MATERIALS PROVIDED
-- begin --

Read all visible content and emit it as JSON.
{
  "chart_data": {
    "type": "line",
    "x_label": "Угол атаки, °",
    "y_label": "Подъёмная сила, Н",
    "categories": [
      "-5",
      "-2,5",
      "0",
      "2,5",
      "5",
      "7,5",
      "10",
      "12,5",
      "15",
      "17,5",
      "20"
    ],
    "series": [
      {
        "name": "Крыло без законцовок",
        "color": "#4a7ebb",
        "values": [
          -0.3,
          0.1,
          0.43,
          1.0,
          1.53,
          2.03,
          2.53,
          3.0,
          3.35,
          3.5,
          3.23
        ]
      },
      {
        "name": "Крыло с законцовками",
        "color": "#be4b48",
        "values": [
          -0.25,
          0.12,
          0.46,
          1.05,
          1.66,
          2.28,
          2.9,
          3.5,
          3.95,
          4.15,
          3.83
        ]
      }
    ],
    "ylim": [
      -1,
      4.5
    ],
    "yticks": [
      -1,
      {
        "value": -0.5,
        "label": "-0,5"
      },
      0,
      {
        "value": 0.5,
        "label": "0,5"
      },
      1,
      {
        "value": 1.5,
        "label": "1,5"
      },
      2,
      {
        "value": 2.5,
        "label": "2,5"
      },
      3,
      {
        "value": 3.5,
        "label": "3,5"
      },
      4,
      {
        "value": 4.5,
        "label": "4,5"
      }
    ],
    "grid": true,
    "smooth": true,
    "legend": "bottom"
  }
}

-- end --

Look through the data above. Find each line with the string "Крыло" and copy it.

        "name": "Крыло без законцовок",
        "name": "Крыло с законцовками",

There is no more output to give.